THE EXERCISE:
Identify the lines that contain the string "activos" and report only how many there are.

DATASET RECORDS:
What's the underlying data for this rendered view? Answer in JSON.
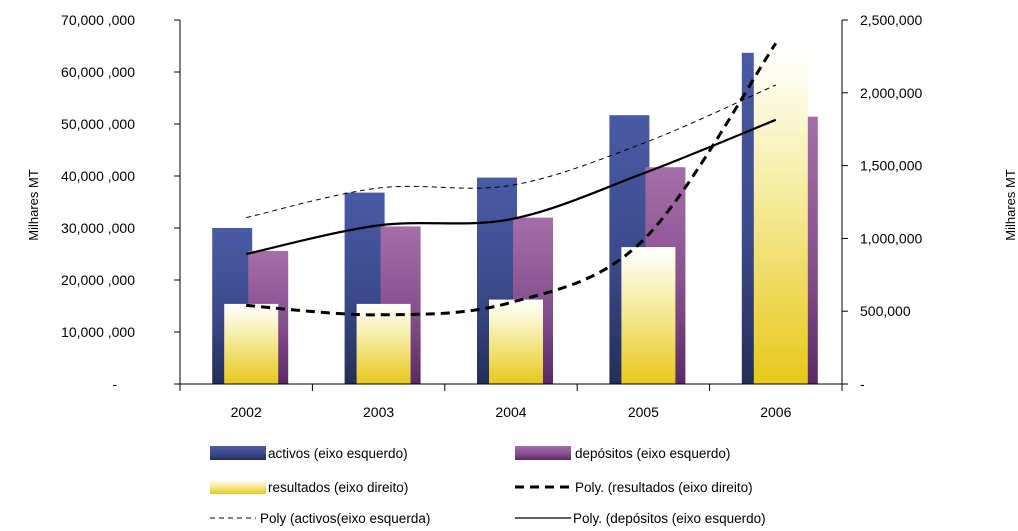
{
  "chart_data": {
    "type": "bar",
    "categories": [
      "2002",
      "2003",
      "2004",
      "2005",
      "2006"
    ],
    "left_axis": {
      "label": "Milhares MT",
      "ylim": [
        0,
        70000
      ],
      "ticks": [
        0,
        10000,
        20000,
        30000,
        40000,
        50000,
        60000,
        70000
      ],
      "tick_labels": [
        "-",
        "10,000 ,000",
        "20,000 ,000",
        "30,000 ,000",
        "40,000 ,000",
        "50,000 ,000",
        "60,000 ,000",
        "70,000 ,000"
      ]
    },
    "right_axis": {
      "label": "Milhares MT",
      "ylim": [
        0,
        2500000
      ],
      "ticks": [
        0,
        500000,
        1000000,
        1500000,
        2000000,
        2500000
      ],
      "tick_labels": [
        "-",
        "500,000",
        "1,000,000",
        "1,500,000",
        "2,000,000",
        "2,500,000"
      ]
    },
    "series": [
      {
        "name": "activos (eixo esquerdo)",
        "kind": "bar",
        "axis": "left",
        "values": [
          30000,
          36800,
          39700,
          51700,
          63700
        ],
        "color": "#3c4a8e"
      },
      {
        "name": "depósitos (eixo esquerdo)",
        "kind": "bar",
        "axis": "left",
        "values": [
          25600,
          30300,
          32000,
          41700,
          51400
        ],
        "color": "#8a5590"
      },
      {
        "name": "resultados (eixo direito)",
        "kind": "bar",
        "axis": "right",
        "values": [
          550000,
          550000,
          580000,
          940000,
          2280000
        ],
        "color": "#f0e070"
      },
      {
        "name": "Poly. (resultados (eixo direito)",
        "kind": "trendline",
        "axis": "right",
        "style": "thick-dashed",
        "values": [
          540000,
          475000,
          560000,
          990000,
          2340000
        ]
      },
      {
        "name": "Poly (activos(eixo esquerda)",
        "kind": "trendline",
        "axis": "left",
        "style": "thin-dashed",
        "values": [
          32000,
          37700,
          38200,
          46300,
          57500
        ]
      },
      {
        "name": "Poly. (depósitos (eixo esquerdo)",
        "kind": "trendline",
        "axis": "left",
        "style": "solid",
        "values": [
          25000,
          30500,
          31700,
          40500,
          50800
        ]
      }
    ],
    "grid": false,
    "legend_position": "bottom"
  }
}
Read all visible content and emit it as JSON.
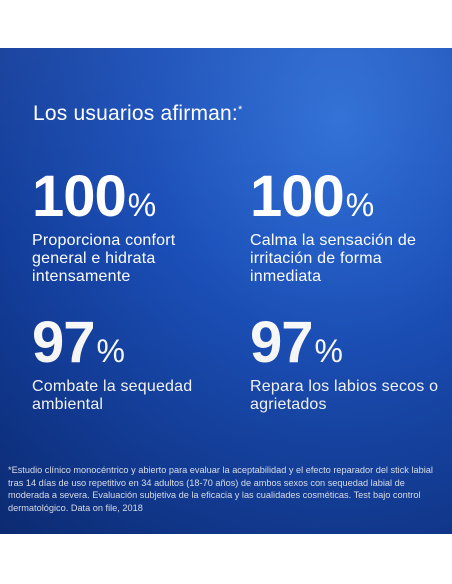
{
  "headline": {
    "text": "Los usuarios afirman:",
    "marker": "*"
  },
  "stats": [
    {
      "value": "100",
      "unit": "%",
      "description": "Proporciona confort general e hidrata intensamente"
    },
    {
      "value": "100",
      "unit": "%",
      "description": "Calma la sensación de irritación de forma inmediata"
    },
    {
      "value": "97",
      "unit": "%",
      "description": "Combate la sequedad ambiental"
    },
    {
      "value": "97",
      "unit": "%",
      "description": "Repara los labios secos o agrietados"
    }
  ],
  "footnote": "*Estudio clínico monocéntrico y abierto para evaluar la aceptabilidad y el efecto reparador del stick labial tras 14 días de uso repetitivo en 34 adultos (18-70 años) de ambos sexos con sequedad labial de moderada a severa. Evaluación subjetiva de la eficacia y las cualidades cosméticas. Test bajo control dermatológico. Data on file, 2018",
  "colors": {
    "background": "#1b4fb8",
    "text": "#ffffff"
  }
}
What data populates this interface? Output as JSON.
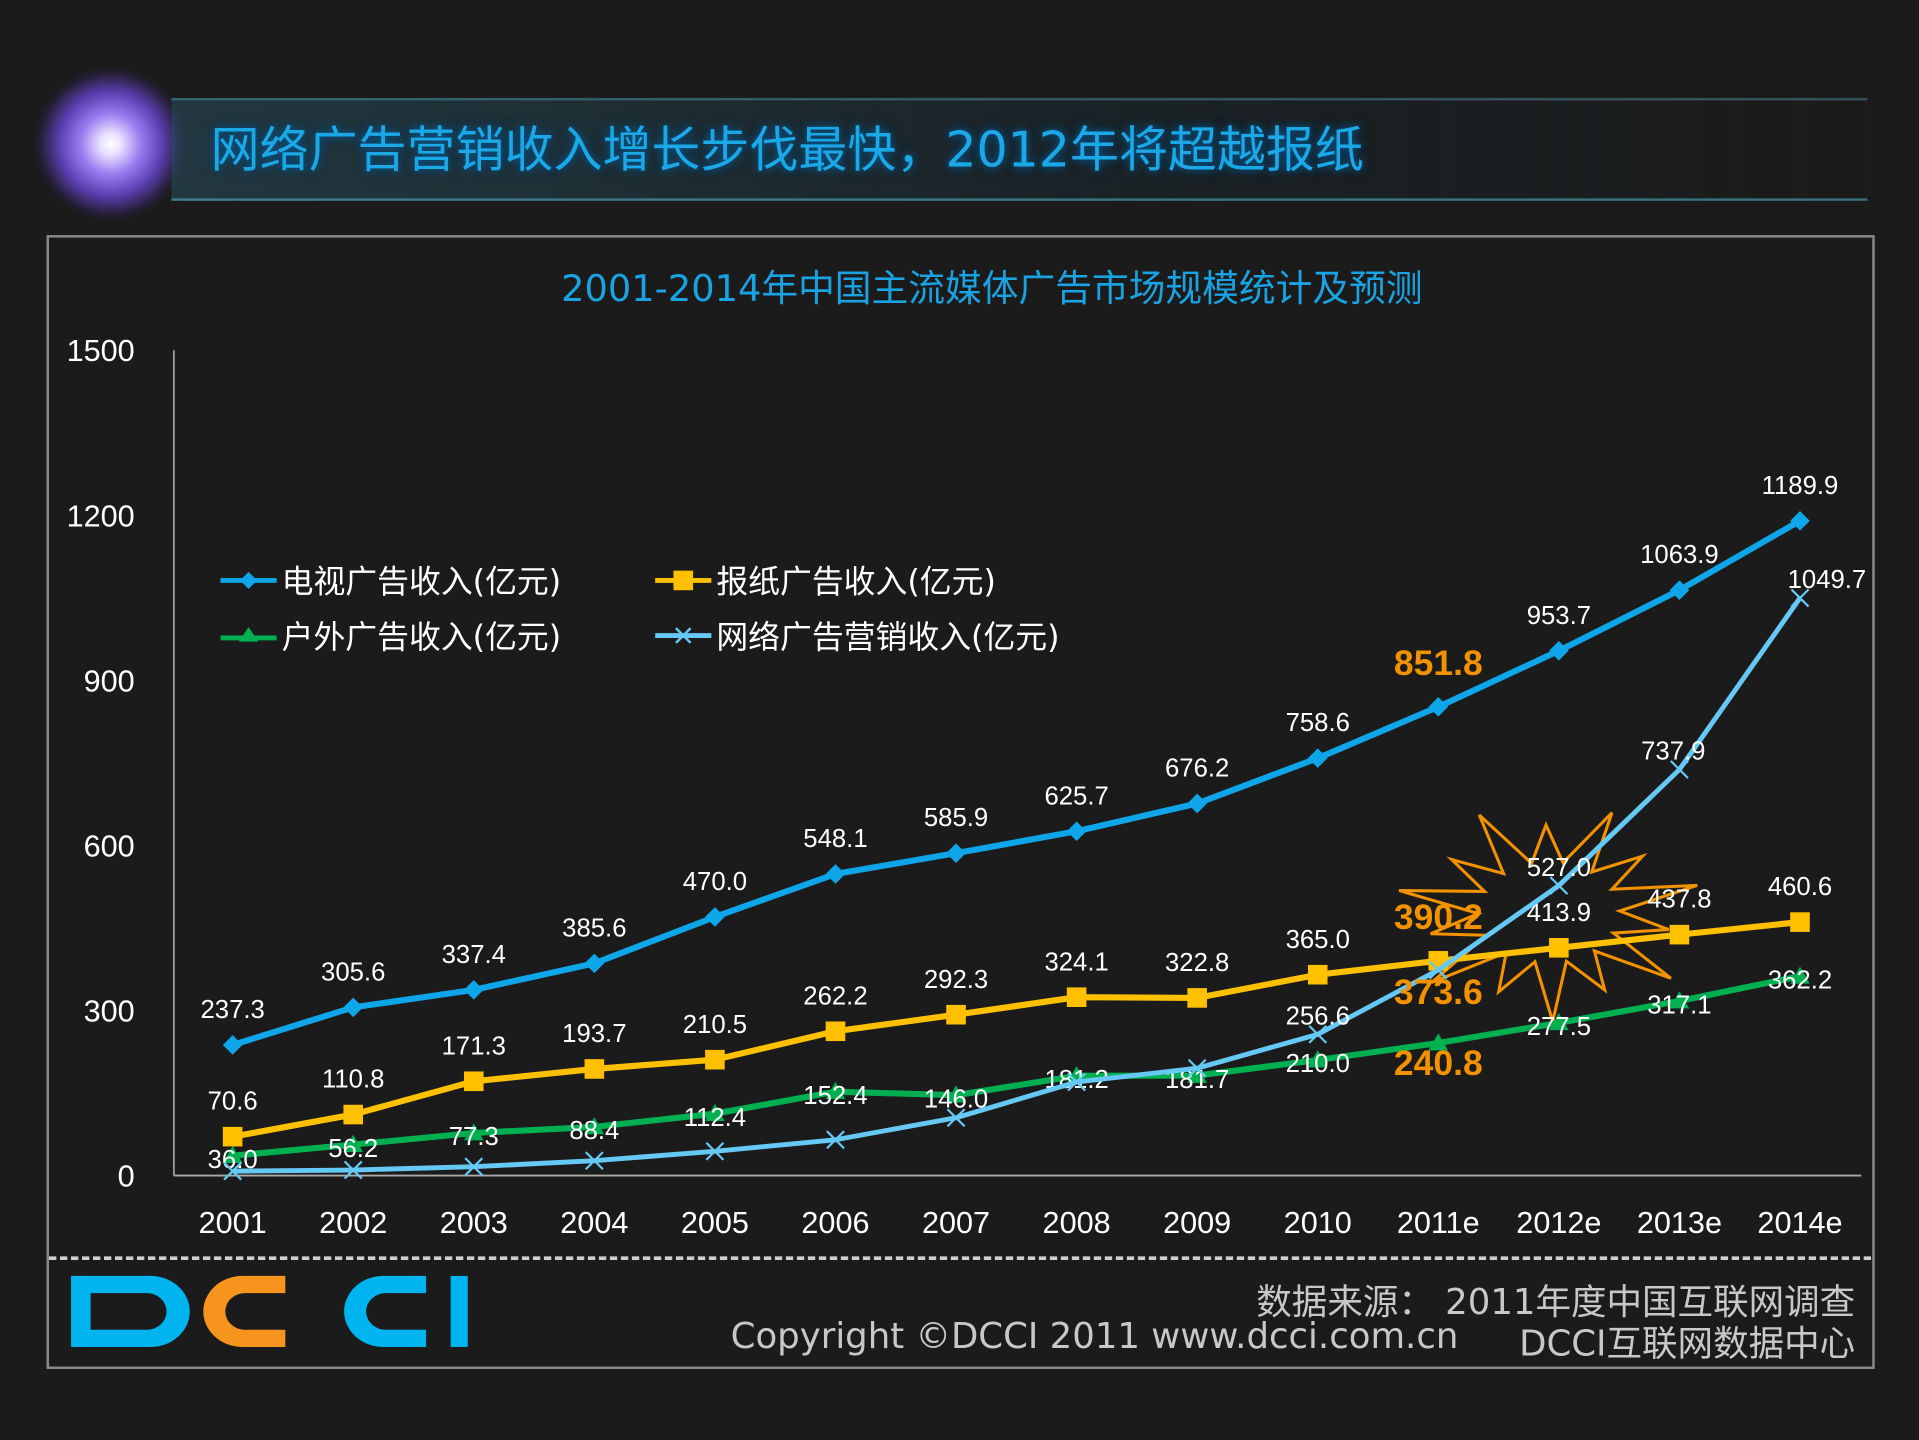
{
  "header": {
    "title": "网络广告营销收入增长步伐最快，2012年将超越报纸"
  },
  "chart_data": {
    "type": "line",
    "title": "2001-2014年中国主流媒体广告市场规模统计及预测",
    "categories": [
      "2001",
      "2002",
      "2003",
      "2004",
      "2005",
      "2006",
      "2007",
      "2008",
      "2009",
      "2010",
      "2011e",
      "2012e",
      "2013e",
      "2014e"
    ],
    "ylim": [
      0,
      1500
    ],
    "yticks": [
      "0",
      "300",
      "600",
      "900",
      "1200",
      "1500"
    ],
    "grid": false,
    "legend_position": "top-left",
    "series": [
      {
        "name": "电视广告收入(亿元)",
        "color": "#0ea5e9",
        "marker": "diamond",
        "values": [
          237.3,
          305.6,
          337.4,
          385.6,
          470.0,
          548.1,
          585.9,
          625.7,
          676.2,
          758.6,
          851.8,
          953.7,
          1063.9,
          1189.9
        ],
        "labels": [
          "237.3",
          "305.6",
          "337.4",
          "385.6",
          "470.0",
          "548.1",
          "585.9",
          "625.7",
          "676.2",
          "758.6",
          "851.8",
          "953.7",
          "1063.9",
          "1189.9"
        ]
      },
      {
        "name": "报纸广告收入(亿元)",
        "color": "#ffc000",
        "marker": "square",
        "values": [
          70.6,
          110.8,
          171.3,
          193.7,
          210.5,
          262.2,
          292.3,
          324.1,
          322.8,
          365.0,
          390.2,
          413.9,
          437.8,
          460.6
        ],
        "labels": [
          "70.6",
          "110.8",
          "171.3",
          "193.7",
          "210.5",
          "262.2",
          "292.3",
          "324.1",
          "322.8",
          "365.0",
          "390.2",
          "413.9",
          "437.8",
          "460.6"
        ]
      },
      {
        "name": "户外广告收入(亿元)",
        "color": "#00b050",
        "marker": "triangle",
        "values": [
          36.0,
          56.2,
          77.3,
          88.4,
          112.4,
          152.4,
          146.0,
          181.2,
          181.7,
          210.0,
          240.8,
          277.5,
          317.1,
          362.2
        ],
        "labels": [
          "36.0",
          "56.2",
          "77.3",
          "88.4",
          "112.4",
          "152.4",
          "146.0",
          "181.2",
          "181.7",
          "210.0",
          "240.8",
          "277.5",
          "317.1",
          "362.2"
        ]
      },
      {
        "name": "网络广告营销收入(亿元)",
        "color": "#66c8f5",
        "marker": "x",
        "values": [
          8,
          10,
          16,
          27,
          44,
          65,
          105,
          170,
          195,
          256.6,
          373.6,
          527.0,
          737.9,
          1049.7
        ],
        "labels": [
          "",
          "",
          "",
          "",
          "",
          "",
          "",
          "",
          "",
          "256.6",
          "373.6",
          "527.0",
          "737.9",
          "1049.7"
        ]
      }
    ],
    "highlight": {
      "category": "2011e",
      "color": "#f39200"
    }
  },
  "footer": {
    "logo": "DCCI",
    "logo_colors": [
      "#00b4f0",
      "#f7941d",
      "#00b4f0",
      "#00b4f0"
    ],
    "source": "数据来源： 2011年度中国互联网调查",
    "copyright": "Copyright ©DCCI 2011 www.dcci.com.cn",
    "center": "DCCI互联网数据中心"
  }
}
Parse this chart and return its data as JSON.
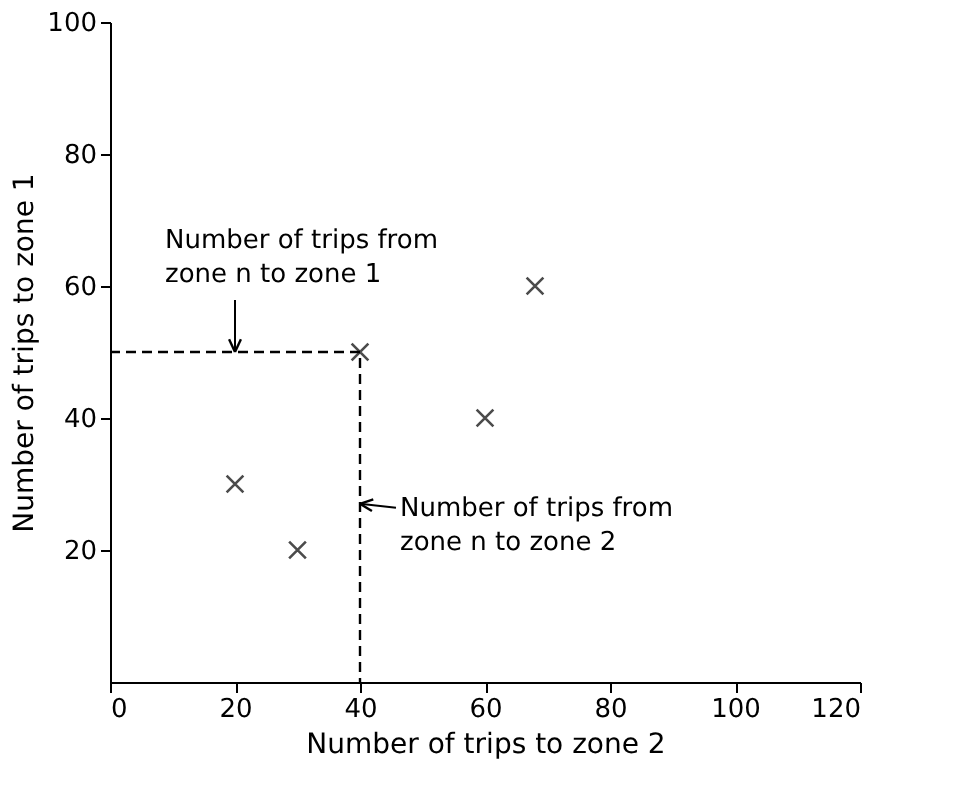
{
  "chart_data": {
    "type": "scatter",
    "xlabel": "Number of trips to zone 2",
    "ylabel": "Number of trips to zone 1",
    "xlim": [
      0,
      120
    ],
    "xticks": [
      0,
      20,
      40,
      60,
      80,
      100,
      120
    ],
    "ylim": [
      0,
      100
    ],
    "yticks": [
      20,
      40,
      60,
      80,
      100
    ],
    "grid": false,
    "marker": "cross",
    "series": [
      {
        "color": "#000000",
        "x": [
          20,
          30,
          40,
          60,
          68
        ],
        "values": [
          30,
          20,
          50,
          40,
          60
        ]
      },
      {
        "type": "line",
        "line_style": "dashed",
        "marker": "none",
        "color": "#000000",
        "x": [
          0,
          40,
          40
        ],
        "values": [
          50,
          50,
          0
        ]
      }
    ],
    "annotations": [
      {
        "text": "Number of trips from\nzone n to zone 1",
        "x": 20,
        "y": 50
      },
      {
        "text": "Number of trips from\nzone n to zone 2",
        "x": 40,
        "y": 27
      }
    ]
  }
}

WRITTEN REPLY:
2